# [Exercise objective]
From the listing below, pull out every line where the string "ವಚನಗಳ" appears.

Data entries:
++++++++

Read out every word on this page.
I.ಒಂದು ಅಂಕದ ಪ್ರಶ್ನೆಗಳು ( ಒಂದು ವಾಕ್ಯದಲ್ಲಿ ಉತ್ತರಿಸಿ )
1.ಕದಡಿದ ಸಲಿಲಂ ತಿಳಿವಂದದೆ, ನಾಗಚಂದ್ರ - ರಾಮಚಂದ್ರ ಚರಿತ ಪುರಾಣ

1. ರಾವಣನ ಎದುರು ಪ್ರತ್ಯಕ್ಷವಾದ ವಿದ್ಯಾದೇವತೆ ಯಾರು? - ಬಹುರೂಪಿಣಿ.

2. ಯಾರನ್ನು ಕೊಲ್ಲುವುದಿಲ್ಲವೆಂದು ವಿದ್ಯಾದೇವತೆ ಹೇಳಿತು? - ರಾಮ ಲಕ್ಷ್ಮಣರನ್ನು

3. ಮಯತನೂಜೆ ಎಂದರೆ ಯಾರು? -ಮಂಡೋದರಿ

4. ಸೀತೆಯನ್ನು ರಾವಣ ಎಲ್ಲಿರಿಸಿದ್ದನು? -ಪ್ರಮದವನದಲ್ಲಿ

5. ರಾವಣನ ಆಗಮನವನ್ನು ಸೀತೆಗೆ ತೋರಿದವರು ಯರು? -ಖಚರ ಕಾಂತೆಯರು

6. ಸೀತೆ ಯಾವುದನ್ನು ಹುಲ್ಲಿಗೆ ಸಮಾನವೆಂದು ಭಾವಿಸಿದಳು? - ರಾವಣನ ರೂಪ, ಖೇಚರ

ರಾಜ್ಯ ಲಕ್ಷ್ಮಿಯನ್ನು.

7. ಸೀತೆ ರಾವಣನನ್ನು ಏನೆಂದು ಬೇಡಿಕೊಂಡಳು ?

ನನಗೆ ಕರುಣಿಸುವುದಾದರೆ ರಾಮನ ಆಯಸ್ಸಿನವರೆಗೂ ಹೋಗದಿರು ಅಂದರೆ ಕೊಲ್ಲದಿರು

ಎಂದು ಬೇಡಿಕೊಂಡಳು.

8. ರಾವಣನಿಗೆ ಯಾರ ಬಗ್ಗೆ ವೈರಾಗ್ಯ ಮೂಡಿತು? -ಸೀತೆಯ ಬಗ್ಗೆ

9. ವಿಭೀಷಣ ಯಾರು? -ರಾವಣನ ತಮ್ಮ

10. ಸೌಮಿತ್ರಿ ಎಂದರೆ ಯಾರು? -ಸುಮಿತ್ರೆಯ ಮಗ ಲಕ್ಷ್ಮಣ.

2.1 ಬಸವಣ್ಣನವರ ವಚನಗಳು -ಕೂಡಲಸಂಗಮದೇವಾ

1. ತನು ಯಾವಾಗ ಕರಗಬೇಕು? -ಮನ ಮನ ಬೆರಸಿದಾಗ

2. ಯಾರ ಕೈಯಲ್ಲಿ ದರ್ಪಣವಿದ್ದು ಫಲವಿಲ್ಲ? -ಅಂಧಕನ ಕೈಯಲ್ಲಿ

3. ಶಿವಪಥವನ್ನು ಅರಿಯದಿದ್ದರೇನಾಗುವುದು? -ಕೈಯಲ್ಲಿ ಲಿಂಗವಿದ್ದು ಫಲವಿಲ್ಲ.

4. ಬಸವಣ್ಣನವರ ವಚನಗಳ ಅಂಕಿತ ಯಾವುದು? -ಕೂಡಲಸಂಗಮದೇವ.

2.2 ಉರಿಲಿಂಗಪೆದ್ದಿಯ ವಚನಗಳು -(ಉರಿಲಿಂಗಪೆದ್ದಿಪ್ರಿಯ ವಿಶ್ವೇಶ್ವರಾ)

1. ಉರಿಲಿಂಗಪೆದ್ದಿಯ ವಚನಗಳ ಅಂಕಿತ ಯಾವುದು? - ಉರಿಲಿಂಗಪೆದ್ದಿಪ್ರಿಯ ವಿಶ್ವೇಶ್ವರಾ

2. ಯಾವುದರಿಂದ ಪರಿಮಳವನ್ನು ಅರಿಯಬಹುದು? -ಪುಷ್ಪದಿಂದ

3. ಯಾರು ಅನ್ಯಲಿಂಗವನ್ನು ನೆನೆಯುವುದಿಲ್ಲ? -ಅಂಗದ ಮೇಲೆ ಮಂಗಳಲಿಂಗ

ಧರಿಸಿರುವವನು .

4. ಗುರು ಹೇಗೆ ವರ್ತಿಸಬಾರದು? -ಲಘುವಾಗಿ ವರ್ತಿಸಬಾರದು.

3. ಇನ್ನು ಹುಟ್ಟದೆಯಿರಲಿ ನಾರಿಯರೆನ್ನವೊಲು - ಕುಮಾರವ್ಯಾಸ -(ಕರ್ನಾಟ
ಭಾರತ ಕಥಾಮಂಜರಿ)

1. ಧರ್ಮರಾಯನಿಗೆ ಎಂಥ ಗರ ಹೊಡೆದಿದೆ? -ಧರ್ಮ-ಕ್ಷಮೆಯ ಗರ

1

++++++++

# [Exercise response]
2.1 ಬಸವಣ್ಣನವರ ವಚನಗಳು -ಕೂಡಲಸಂಗಮದೇವಾ
4. ಬಸವಣ್ಣನವರ ವಚನಗಳ ಅಂಕಿತ ಯಾವುದು? -ಕೂಡಲಸಂಗಮದೇವ.
2.2 ಉರಿಲಿಂಗಪೆದ್ದಿಯ ವಚನಗಳು -(ಉರಿಲಿಂಗಪೆದ್ದಿಪ್ರಿಯ ವಿಶ್ವೇಶ್ವರಾ)
1. ಉರಿಲಿಂಗಪೆದ್ದಿಯ ವಚನಗಳ ಅಂಕಿತ ಯಾವುದು? - ಉರಿಲಿಂಗಪೆದ್ದಿಪ್ರಿಯ ವಿಶ್ವೇಶ್ವರಾ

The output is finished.